Leave out the pictures and transcribe the rest of the records exactly.

━━━━━━━━━━━━━━━━━━━━

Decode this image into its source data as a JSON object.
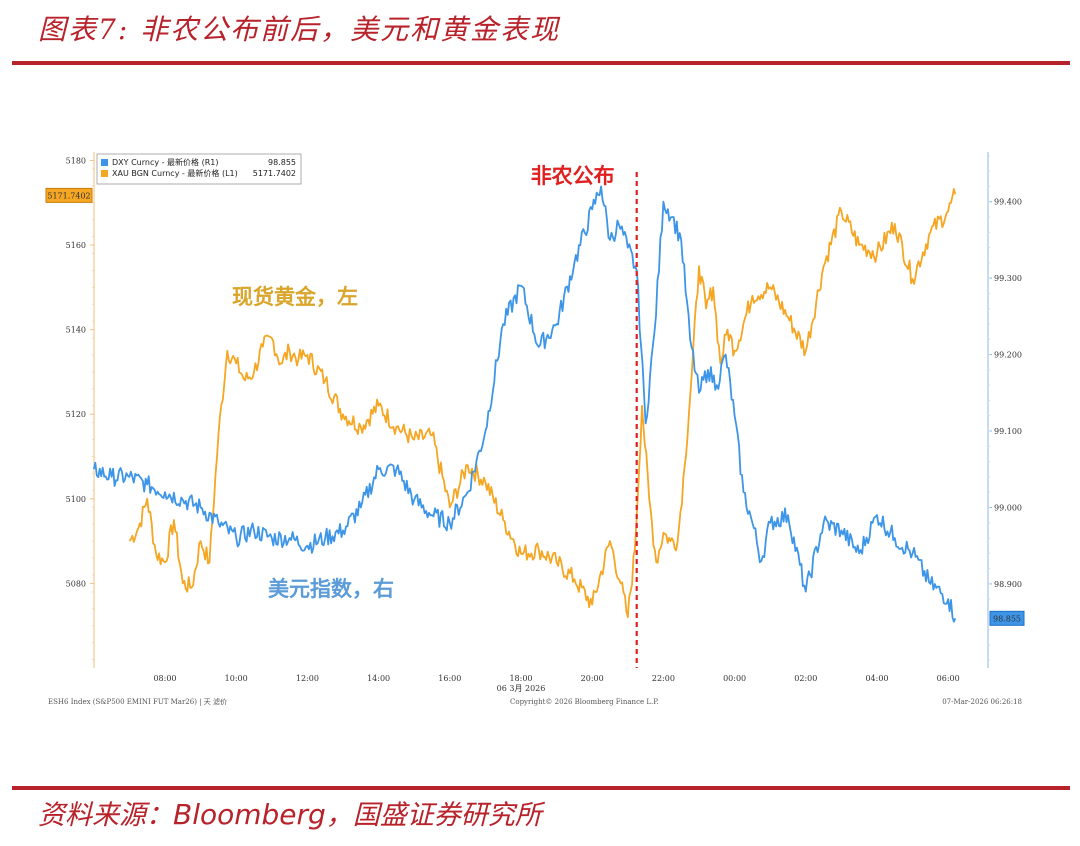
{
  "header": {
    "title": "图表7:  非农公布前后，美元和黄金表现"
  },
  "footer": {
    "source_prefix": "资料来源：",
    "source_brand": "Bloomberg",
    "source_suffix": "，国盛证券研究所"
  },
  "colors": {
    "accent": "#b8222a",
    "gold": "#f5a623",
    "blue": "#3d95e8",
    "event": "#e02020"
  },
  "chart_data": {
    "type": "line",
    "title": "",
    "legend_position": "top-left",
    "legend": [
      {
        "name": "DXY Curncy - 最新价格 (R1)",
        "value": "98.855",
        "color": "#3d95e8"
      },
      {
        "name": "XAU BGN Curncy - 最新价格 (L1)",
        "value": "5171.7402",
        "color": "#f5a623"
      }
    ],
    "x_ticks": [
      "08:00",
      "10:00",
      "12:00",
      "14:00",
      "16:00",
      "18:00",
      "20:00",
      "22:00",
      "00:00",
      "02:00",
      "04:00",
      "06:00"
    ],
    "x_sublabel": "06 3月 2026",
    "x_range_hours": [
      6.0,
      30.3
    ],
    "left_axis": {
      "ticks": [
        5080,
        5100,
        5120,
        5140,
        5160,
        5180
      ],
      "range": [
        5060,
        5182
      ],
      "last_value_tag": "5171.7402"
    },
    "right_axis": {
      "ticks": [
        "98.900",
        "99.000",
        "99.100",
        "99.200",
        "99.300",
        "99.400"
      ],
      "range": [
        98.79,
        99.465
      ],
      "last_value_tag": "98.855"
    },
    "event": {
      "label": "非农公布",
      "time_hours": 21.25
    },
    "annotations": {
      "gold": "现货黄金，左",
      "blue": "美元指数，右"
    },
    "series": [
      {
        "name": "XAU BGN Curncy",
        "axis": "left",
        "x": [
          7.0,
          7.25,
          7.5,
          7.75,
          8.0,
          8.25,
          8.5,
          8.75,
          9.0,
          9.25,
          9.5,
          9.75,
          10.0,
          10.25,
          10.5,
          10.75,
          11.0,
          11.25,
          11.5,
          11.75,
          12.0,
          12.5,
          13.0,
          13.5,
          14.0,
          14.5,
          15.0,
          15.5,
          16.0,
          16.5,
          17.0,
          17.5,
          18.0,
          18.5,
          19.0,
          19.5,
          20.0,
          20.5,
          20.8,
          21.0,
          21.2,
          21.4,
          21.6,
          21.8,
          22.0,
          22.2,
          22.4,
          22.6,
          22.8,
          23.0,
          23.2,
          23.4,
          23.6,
          23.8,
          24.0,
          24.5,
          25.0,
          25.5,
          26.0,
          26.5,
          27.0,
          27.5,
          28.0,
          28.5,
          29.0,
          29.5,
          30.0,
          30.2
        ],
        "values": [
          5090,
          5093,
          5100,
          5087,
          5085,
          5095,
          5080,
          5079,
          5090,
          5085,
          5115,
          5135,
          5132,
          5128,
          5130,
          5136,
          5138,
          5132,
          5135,
          5133,
          5134,
          5128,
          5120,
          5117,
          5122,
          5117,
          5114,
          5115,
          5098,
          5108,
          5104,
          5095,
          5087,
          5088,
          5085,
          5081,
          5075,
          5090,
          5080,
          5072,
          5088,
          5122,
          5100,
          5085,
          5092,
          5090,
          5090,
          5108,
          5130,
          5155,
          5145,
          5150,
          5132,
          5140,
          5135,
          5148,
          5150,
          5143,
          5135,
          5155,
          5168,
          5160,
          5158,
          5165,
          5152,
          5163,
          5168,
          5172
        ]
      },
      {
        "name": "DXY Curncy",
        "axis": "right",
        "x": [
          6.0,
          6.5,
          7.0,
          7.5,
          8.0,
          8.5,
          9.0,
          9.5,
          10.0,
          10.5,
          11.0,
          11.5,
          12.0,
          12.5,
          13.0,
          13.5,
          14.0,
          14.5,
          15.0,
          15.5,
          16.0,
          16.5,
          17.0,
          17.5,
          18.0,
          18.5,
          19.0,
          19.5,
          20.0,
          20.25,
          20.5,
          20.75,
          21.0,
          21.25,
          21.5,
          21.75,
          22.0,
          22.25,
          22.5,
          22.75,
          23.0,
          23.25,
          23.5,
          23.75,
          24.0,
          24.25,
          24.5,
          24.75,
          25.0,
          25.5,
          26.0,
          26.5,
          27.0,
          27.5,
          28.0,
          28.5,
          29.0,
          29.5,
          30.0,
          30.2
        ],
        "values": [
          99.05,
          99.04,
          99.04,
          99.03,
          99.02,
          99.01,
          99.0,
          98.98,
          98.96,
          98.97,
          98.96,
          98.96,
          98.95,
          98.96,
          98.97,
          99.0,
          99.05,
          99.05,
          99.01,
          98.99,
          98.98,
          99.02,
          99.1,
          99.24,
          99.29,
          99.21,
          99.24,
          99.32,
          99.39,
          99.42,
          99.35,
          99.37,
          99.34,
          99.31,
          99.11,
          99.23,
          99.4,
          99.38,
          99.35,
          99.22,
          99.15,
          99.18,
          99.16,
          99.2,
          99.12,
          99.02,
          98.98,
          98.93,
          98.98,
          98.99,
          98.89,
          98.98,
          98.97,
          98.94,
          98.99,
          98.96,
          98.94,
          98.9,
          98.88,
          98.855
        ]
      }
    ],
    "footer_left": "ESH6 Index (S&P500 EMINI FUT  Mar26) | 天 滤价",
    "footer_center": "Copyright© 2026 Bloomberg Finance L.P.",
    "footer_right": "07-Mar-2026 06:26:18"
  }
}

━━━━━━━━━━━━━━━━━━━━

> [Response to this exercise]
Decode this image into its source data as a JSON object.
{
  "header": {
    "title": "图表7:  非农公布前后，美元和黄金表现"
  },
  "footer": {
    "source_prefix": "资料来源：",
    "source_brand": "Bloomberg",
    "source_suffix": "，国盛证券研究所"
  },
  "colors": {
    "accent": "#b8222a",
    "gold": "#f5a623",
    "blue": "#3d95e8",
    "event": "#e02020"
  },
  "chart_data": {
    "type": "line",
    "title": "",
    "legend_position": "top-left",
    "legend": [
      {
        "name": "DXY Curncy - 最新价格 (R1)",
        "value": "98.855",
        "color": "#3d95e8"
      },
      {
        "name": "XAU BGN Curncy - 最新价格 (L1)",
        "value": "5171.7402",
        "color": "#f5a623"
      }
    ],
    "x_ticks": [
      "08:00",
      "10:00",
      "12:00",
      "14:00",
      "16:00",
      "18:00",
      "20:00",
      "22:00",
      "00:00",
      "02:00",
      "04:00",
      "06:00"
    ],
    "x_sublabel": "06 3月 2026",
    "x_range_hours": [
      6.0,
      30.3
    ],
    "left_axis": {
      "ticks": [
        5080,
        5100,
        5120,
        5140,
        5160,
        5180
      ],
      "range": [
        5060,
        5182
      ],
      "last_value_tag": "5171.7402"
    },
    "right_axis": {
      "ticks": [
        "98.900",
        "99.000",
        "99.100",
        "99.200",
        "99.300",
        "99.400"
      ],
      "range": [
        98.79,
        99.465
      ],
      "last_value_tag": "98.855"
    },
    "event": {
      "label": "非农公布",
      "time_hours": 21.25
    },
    "annotations": {
      "gold": "现货黄金，左",
      "blue": "美元指数，右"
    },
    "series": [
      {
        "name": "XAU BGN Curncy",
        "axis": "left",
        "x": [
          7.0,
          7.25,
          7.5,
          7.75,
          8.0,
          8.25,
          8.5,
          8.75,
          9.0,
          9.25,
          9.5,
          9.75,
          10.0,
          10.25,
          10.5,
          10.75,
          11.0,
          11.25,
          11.5,
          11.75,
          12.0,
          12.5,
          13.0,
          13.5,
          14.0,
          14.5,
          15.0,
          15.5,
          16.0,
          16.5,
          17.0,
          17.5,
          18.0,
          18.5,
          19.0,
          19.5,
          20.0,
          20.5,
          20.8,
          21.0,
          21.2,
          21.4,
          21.6,
          21.8,
          22.0,
          22.2,
          22.4,
          22.6,
          22.8,
          23.0,
          23.2,
          23.4,
          23.6,
          23.8,
          24.0,
          24.5,
          25.0,
          25.5,
          26.0,
          26.5,
          27.0,
          27.5,
          28.0,
          28.5,
          29.0,
          29.5,
          30.0,
          30.2
        ],
        "values": [
          5090,
          5093,
          5100,
          5087,
          5085,
          5095,
          5080,
          5079,
          5090,
          5085,
          5115,
          5135,
          5132,
          5128,
          5130,
          5136,
          5138,
          5132,
          5135,
          5133,
          5134,
          5128,
          5120,
          5117,
          5122,
          5117,
          5114,
          5115,
          5098,
          5108,
          5104,
          5095,
          5087,
          5088,
          5085,
          5081,
          5075,
          5090,
          5080,
          5072,
          5088,
          5122,
          5100,
          5085,
          5092,
          5090,
          5090,
          5108,
          5130,
          5155,
          5145,
          5150,
          5132,
          5140,
          5135,
          5148,
          5150,
          5143,
          5135,
          5155,
          5168,
          5160,
          5158,
          5165,
          5152,
          5163,
          5168,
          5172
        ]
      },
      {
        "name": "DXY Curncy",
        "axis": "right",
        "x": [
          6.0,
          6.5,
          7.0,
          7.5,
          8.0,
          8.5,
          9.0,
          9.5,
          10.0,
          10.5,
          11.0,
          11.5,
          12.0,
          12.5,
          13.0,
          13.5,
          14.0,
          14.5,
          15.0,
          15.5,
          16.0,
          16.5,
          17.0,
          17.5,
          18.0,
          18.5,
          19.0,
          19.5,
          20.0,
          20.25,
          20.5,
          20.75,
          21.0,
          21.25,
          21.5,
          21.75,
          22.0,
          22.25,
          22.5,
          22.75,
          23.0,
          23.25,
          23.5,
          23.75,
          24.0,
          24.25,
          24.5,
          24.75,
          25.0,
          25.5,
          26.0,
          26.5,
          27.0,
          27.5,
          28.0,
          28.5,
          29.0,
          29.5,
          30.0,
          30.2
        ],
        "values": [
          99.05,
          99.04,
          99.04,
          99.03,
          99.02,
          99.01,
          99.0,
          98.98,
          98.96,
          98.97,
          98.96,
          98.96,
          98.95,
          98.96,
          98.97,
          99.0,
          99.05,
          99.05,
          99.01,
          98.99,
          98.98,
          99.02,
          99.1,
          99.24,
          99.29,
          99.21,
          99.24,
          99.32,
          99.39,
          99.42,
          99.35,
          99.37,
          99.34,
          99.31,
          99.11,
          99.23,
          99.4,
          99.38,
          99.35,
          99.22,
          99.15,
          99.18,
          99.16,
          99.2,
          99.12,
          99.02,
          98.98,
          98.93,
          98.98,
          98.99,
          98.89,
          98.98,
          98.97,
          98.94,
          98.99,
          98.96,
          98.94,
          98.9,
          98.88,
          98.855
        ]
      }
    ],
    "footer_left": "ESH6 Index (S&P500 EMINI FUT  Mar26) | 天 滤价",
    "footer_center": "Copyright© 2026 Bloomberg Finance L.P.",
    "footer_right": "07-Mar-2026 06:26:18"
  }
}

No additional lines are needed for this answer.